TASK BRIEF: Put the rows into a numbered list, starting at the first row and ending with the row that contains "chapter-page: 38 <box>519 570 549 591</box>", including that row. Leave out any blank lines.

MATERIAL FOR THIS TASK:

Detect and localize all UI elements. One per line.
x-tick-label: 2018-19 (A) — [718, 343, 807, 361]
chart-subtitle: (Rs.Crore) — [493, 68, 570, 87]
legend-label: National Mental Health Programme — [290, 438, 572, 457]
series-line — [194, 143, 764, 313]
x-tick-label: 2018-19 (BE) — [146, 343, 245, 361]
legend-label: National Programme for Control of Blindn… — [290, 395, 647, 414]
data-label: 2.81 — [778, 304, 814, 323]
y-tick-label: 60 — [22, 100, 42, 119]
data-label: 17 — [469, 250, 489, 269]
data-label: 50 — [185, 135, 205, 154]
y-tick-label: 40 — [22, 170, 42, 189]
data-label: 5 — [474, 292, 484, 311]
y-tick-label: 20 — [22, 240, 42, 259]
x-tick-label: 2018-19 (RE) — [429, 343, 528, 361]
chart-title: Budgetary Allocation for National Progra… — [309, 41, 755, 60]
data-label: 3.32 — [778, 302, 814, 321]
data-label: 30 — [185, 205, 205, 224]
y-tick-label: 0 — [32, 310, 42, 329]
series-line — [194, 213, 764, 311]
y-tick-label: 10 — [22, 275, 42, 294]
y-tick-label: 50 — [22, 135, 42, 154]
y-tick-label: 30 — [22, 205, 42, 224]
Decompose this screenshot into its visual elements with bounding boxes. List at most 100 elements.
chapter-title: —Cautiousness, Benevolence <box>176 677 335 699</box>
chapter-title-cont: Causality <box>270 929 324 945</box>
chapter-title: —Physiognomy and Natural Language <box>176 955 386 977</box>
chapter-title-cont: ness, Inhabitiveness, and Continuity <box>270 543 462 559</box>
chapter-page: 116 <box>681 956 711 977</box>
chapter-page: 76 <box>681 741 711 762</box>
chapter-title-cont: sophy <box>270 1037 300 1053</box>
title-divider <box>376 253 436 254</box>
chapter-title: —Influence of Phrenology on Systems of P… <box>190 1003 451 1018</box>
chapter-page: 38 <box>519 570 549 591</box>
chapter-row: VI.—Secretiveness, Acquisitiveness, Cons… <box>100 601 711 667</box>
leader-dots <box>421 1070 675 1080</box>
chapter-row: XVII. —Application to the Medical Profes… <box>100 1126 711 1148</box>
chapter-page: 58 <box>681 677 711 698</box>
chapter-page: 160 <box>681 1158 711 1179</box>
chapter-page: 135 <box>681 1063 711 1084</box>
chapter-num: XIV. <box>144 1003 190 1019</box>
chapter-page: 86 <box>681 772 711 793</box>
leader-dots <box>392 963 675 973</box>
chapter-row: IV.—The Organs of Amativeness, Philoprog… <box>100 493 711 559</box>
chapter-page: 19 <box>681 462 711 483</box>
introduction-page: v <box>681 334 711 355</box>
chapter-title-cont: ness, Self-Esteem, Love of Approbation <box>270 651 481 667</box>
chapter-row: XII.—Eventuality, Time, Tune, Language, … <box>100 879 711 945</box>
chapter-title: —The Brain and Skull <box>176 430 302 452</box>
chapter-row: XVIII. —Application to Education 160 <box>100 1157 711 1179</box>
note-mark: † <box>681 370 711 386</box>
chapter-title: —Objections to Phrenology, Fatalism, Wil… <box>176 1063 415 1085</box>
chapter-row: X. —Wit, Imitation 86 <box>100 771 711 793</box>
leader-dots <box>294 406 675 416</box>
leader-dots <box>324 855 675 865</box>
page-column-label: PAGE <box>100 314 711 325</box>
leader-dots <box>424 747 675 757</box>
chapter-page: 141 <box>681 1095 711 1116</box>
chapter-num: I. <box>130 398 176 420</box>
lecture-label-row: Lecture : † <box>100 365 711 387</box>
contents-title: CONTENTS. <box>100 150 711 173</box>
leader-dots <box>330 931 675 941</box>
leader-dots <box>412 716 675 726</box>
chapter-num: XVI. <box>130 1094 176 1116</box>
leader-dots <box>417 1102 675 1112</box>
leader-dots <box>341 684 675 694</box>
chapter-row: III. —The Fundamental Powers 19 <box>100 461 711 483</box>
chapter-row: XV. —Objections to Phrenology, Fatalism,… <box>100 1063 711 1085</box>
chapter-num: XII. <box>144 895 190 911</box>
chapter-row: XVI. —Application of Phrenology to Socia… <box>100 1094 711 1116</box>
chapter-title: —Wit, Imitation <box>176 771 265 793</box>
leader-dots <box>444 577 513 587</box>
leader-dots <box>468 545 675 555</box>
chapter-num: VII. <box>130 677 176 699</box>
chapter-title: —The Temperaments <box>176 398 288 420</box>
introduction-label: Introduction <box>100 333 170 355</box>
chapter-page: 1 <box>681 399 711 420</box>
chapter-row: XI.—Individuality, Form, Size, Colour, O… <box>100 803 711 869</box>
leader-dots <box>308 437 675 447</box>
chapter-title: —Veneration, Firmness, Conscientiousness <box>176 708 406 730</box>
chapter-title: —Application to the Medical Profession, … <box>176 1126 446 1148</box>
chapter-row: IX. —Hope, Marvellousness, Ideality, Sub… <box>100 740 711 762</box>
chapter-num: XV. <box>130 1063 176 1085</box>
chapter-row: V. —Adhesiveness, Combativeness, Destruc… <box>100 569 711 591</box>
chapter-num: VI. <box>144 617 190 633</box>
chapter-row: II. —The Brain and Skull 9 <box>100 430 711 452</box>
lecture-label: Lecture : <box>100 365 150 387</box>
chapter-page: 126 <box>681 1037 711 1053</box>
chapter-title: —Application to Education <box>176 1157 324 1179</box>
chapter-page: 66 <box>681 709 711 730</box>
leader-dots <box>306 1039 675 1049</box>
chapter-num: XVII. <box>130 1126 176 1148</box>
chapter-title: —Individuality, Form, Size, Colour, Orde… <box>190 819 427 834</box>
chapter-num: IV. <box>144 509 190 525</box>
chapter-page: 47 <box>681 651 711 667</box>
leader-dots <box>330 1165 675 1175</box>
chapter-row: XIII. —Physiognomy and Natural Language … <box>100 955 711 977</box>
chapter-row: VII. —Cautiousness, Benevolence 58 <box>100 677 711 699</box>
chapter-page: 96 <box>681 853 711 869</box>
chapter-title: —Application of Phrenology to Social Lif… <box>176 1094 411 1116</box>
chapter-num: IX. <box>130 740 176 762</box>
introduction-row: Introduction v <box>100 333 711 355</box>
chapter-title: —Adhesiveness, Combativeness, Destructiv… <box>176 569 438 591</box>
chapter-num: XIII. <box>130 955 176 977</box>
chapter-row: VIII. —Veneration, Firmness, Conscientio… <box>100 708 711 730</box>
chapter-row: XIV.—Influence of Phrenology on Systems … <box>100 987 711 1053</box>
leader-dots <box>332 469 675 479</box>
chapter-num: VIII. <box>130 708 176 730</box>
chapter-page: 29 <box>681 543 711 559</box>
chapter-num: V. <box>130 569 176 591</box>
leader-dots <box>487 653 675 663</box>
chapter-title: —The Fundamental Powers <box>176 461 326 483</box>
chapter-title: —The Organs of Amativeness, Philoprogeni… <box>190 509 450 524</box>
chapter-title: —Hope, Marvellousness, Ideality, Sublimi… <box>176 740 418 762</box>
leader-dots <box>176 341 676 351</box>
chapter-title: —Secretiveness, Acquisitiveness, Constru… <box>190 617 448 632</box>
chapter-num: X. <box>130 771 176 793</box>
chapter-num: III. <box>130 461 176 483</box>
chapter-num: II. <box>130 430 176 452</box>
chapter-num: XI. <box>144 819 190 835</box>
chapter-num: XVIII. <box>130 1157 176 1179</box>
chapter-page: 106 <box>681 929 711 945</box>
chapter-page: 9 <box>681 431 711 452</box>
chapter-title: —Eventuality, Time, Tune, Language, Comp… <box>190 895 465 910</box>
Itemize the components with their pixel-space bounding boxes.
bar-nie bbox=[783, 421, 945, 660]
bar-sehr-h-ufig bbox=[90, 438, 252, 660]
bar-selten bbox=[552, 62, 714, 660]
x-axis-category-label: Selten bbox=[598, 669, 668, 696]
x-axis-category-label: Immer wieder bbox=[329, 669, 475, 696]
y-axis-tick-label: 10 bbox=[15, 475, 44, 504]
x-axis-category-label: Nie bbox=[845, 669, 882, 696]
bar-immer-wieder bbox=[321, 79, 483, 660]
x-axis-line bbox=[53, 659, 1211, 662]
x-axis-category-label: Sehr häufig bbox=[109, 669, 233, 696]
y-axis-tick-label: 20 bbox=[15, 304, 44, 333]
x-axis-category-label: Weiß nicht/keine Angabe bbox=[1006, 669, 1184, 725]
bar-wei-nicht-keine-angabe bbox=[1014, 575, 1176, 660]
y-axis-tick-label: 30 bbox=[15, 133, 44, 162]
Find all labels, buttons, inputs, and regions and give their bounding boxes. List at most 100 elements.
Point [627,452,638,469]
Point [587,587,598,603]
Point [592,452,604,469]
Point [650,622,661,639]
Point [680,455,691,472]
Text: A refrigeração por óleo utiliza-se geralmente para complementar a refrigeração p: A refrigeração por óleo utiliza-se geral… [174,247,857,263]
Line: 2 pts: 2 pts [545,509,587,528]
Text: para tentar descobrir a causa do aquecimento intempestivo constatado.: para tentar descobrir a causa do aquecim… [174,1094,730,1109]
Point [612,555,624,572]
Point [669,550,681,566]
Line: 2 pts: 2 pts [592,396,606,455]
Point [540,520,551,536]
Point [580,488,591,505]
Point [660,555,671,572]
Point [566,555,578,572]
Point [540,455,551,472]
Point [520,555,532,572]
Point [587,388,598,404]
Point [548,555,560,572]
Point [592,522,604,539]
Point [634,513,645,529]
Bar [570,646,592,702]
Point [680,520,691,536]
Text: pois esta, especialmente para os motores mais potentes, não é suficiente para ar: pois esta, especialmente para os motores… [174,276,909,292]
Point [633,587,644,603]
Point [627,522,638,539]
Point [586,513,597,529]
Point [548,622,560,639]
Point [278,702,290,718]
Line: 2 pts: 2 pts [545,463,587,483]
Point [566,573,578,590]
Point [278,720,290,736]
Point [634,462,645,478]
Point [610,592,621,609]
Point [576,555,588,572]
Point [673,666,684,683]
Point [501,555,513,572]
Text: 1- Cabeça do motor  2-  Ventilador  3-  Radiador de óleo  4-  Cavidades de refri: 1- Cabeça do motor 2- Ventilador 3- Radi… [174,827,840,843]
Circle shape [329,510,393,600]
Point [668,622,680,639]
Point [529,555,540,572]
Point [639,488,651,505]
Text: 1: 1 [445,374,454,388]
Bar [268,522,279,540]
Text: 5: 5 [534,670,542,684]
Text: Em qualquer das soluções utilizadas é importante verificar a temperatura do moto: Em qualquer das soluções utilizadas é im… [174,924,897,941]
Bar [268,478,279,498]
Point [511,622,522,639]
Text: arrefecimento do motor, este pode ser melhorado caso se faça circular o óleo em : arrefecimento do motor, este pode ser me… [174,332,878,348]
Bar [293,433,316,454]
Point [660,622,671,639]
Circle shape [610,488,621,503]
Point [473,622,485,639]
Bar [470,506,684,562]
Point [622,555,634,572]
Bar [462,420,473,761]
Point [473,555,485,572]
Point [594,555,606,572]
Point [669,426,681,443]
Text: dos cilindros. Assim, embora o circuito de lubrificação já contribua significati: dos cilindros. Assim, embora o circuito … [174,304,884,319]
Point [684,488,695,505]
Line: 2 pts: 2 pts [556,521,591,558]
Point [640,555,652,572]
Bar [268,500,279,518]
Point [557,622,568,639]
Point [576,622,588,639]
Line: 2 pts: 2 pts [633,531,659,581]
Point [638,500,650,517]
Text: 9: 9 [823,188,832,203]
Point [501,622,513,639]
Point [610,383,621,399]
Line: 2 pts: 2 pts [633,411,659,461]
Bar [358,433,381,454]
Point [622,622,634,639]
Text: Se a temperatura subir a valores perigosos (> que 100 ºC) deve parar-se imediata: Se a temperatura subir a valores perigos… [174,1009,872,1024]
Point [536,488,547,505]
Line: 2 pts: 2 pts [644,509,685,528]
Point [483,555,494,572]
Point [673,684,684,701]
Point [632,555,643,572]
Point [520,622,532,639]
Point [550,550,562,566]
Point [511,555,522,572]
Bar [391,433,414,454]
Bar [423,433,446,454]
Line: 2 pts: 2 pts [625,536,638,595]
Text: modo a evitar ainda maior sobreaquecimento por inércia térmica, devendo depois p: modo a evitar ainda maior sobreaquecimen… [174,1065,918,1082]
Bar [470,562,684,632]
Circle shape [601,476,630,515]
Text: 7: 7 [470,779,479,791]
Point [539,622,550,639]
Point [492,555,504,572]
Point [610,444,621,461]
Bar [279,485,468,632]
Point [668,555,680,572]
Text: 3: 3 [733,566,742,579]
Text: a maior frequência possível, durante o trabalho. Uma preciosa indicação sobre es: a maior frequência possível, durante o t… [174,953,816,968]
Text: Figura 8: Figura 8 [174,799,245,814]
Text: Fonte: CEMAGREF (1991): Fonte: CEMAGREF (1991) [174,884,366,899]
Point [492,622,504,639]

FULL RESPONSE:
1. Detect and localize all UI elements. One per line.
2. x-tick-label: 2018-19 (A) — [718, 343, 807, 361]
3. chart-subtitle: (Rs.Crore) — [493, 68, 570, 87]
4. legend-label: National Mental Health Programme — [290, 438, 572, 457]
5. series-line — [194, 143, 764, 313]
6. x-tick-label: 2018-19 (BE) — [146, 343, 245, 361]
7. legend-label: National Programme for Control of Blindn… — [290, 395, 647, 414]
8. data-label: 2.81 — [778, 304, 814, 323]
9. y-tick-label: 60 — [22, 100, 42, 119]
10. data-label: 17 — [469, 250, 489, 269]
11. data-label: 50 — [185, 135, 205, 154]
12. y-tick-label: 40 — [22, 170, 42, 189]
13. data-label: 5 — [474, 292, 484, 311]
14. y-tick-label: 20 — [22, 240, 42, 259]
15. x-tick-label: 2018-19 (RE) — [429, 343, 528, 361]
16. chart-title: Budgetary Allocation for National Progra… — [309, 41, 755, 60]
17. data-label: 3.32 — [778, 302, 814, 321]
18. data-label: 30 — [185, 205, 205, 224]
19. y-tick-label: 0 — [32, 310, 42, 329]
20. series-line — [194, 213, 764, 311]
21. y-tick-label: 10 — [22, 275, 42, 294]
22. y-tick-label: 50 — [22, 135, 42, 154]
23. y-tick-label: 30 — [22, 205, 42, 224]
24. Decompose this screenshot into its visual elements with bounding boxes. List at most 100 elements.
25. chapter-title: —Cautiousness, Benevolence <box>176 677 335 699</box>
26. chapter-title-cont: Causality <box>270 929 324 945</box>
27. chapter-title: —Physiognomy and Natural Language <box>176 955 386 977</box>
28. chapter-title-cont: ness, Inhabitiveness, and Continuity <box>270 543 462 559</box>
29. chapter-page: 116 <box>681 956 711 977</box>
30. chapter-page: 76 <box>681 741 711 762</box>
31. chapter-title-cont: sophy <box>270 1037 300 1053</box>
32. title-divider <box>376 253 436 254</box>
33. chapter-title: —Influence of Phrenology on Systems of P… <box>190 1003 451 1018</box>
34. chapter-page: 38 <box>519 570 549 591</box>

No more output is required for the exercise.